Figure collection entries ->
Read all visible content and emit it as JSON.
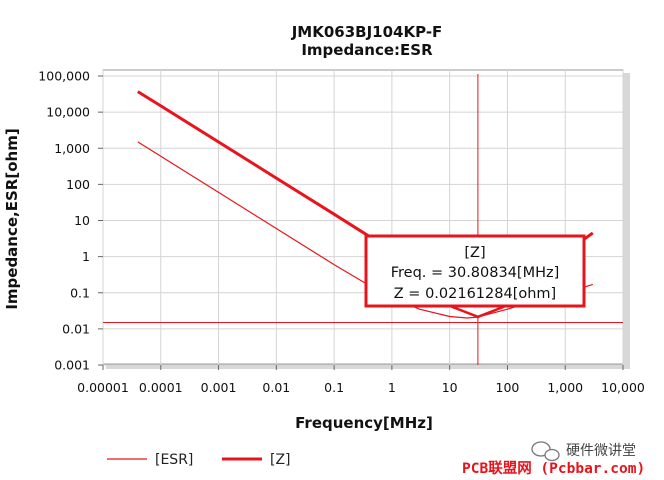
{
  "chart_data": {
    "type": "line",
    "title": "JMK063BJ104KP-F",
    "subtitle": "Impedance:ESR",
    "xlabel": "Frequency[MHz]",
    "ylabel": "Impedance,ESR[ohm]",
    "x_scale": "log",
    "y_scale": "log",
    "xlim": [
      1e-05,
      10000
    ],
    "ylim": [
      0.001,
      100000
    ],
    "x_ticks": [
      "0.00001",
      "0.0001",
      "0.001",
      "0.01",
      "0.1",
      "1",
      "10",
      "100",
      "1,000",
      "10,000"
    ],
    "y_ticks": [
      "100,000",
      "10,000",
      "1,000",
      "100",
      "10",
      "1",
      "0.1",
      "0.01",
      "0.001"
    ],
    "grid": true,
    "legend_position": "bottom-left",
    "series": [
      {
        "name": "[ESR]",
        "color": "#e8141c",
        "x": [
          4e-05,
          0.0001,
          0.001,
          0.01,
          0.1,
          0.5,
          1,
          3,
          10,
          20,
          30,
          100,
          300,
          1000,
          3000
        ],
        "y": [
          1500,
          600,
          60,
          6,
          0.6,
          0.13,
          0.075,
          0.035,
          0.022,
          0.02,
          0.021,
          0.035,
          0.06,
          0.1,
          0.17
        ]
      },
      {
        "name": "[Z]",
        "color": "#e8141c",
        "x": [
          4e-05,
          0.0001,
          0.001,
          0.01,
          0.1,
          1,
          10,
          20,
          30.80834,
          100,
          300,
          1000,
          3000
        ],
        "y": [
          37000,
          14900,
          1490,
          149,
          14.9,
          1.46,
          0.15,
          0.08,
          0.02161284,
          0.1,
          0.35,
          1.3,
          4.5
        ]
      }
    ],
    "marker": {
      "x": 30.80834,
      "y": 0.02161284,
      "y_line_level": 0.015,
      "tooltip": {
        "title": "[Z]",
        "freq_text": "Freq. = 30.80834[MHz]",
        "z_text": "Z = 0.02161284[ohm]"
      }
    }
  },
  "watermark": {
    "line1": "硬件微讲堂",
    "line2": "PCB联盟网 (Pcbbar.com)"
  }
}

THE EXERCISE -> Leave out the pictures and restate everything else word for word.

EXPECTED ANSWER ->
Read all visible content and emit it as JSON.
{
  "chart_data": {
    "type": "line",
    "title": "JMK063BJ104KP-F",
    "subtitle": "Impedance:ESR",
    "xlabel": "Frequency[MHz]",
    "ylabel": "Impedance,ESR[ohm]",
    "x_scale": "log",
    "y_scale": "log",
    "xlim": [
      1e-05,
      10000
    ],
    "ylim": [
      0.001,
      100000
    ],
    "x_ticks": [
      "0.00001",
      "0.0001",
      "0.001",
      "0.01",
      "0.1",
      "1",
      "10",
      "100",
      "1,000",
      "10,000"
    ],
    "y_ticks": [
      "100,000",
      "10,000",
      "1,000",
      "100",
      "10",
      "1",
      "0.1",
      "0.01",
      "0.001"
    ],
    "grid": true,
    "legend_position": "bottom-left",
    "series": [
      {
        "name": "[ESR]",
        "color": "#e8141c",
        "x": [
          4e-05,
          0.0001,
          0.001,
          0.01,
          0.1,
          0.5,
          1,
          3,
          10,
          20,
          30,
          100,
          300,
          1000,
          3000
        ],
        "y": [
          1500,
          600,
          60,
          6,
          0.6,
          0.13,
          0.075,
          0.035,
          0.022,
          0.02,
          0.021,
          0.035,
          0.06,
          0.1,
          0.17
        ]
      },
      {
        "name": "[Z]",
        "color": "#e8141c",
        "x": [
          4e-05,
          0.0001,
          0.001,
          0.01,
          0.1,
          1,
          10,
          20,
          30.80834,
          100,
          300,
          1000,
          3000
        ],
        "y": [
          37000,
          14900,
          1490,
          149,
          14.9,
          1.46,
          0.15,
          0.08,
          0.02161284,
          0.1,
          0.35,
          1.3,
          4.5
        ]
      }
    ],
    "marker": {
      "x": 30.80834,
      "y": 0.02161284,
      "y_line_level": 0.015,
      "tooltip": {
        "title": "[Z]",
        "freq_text": "Freq. = 30.80834[MHz]",
        "z_text": "Z = 0.02161284[ohm]"
      }
    }
  },
  "watermark": {
    "line1": "硬件微讲堂",
    "line2": "PCB联盟网 (Pcbbar.com)"
  }
}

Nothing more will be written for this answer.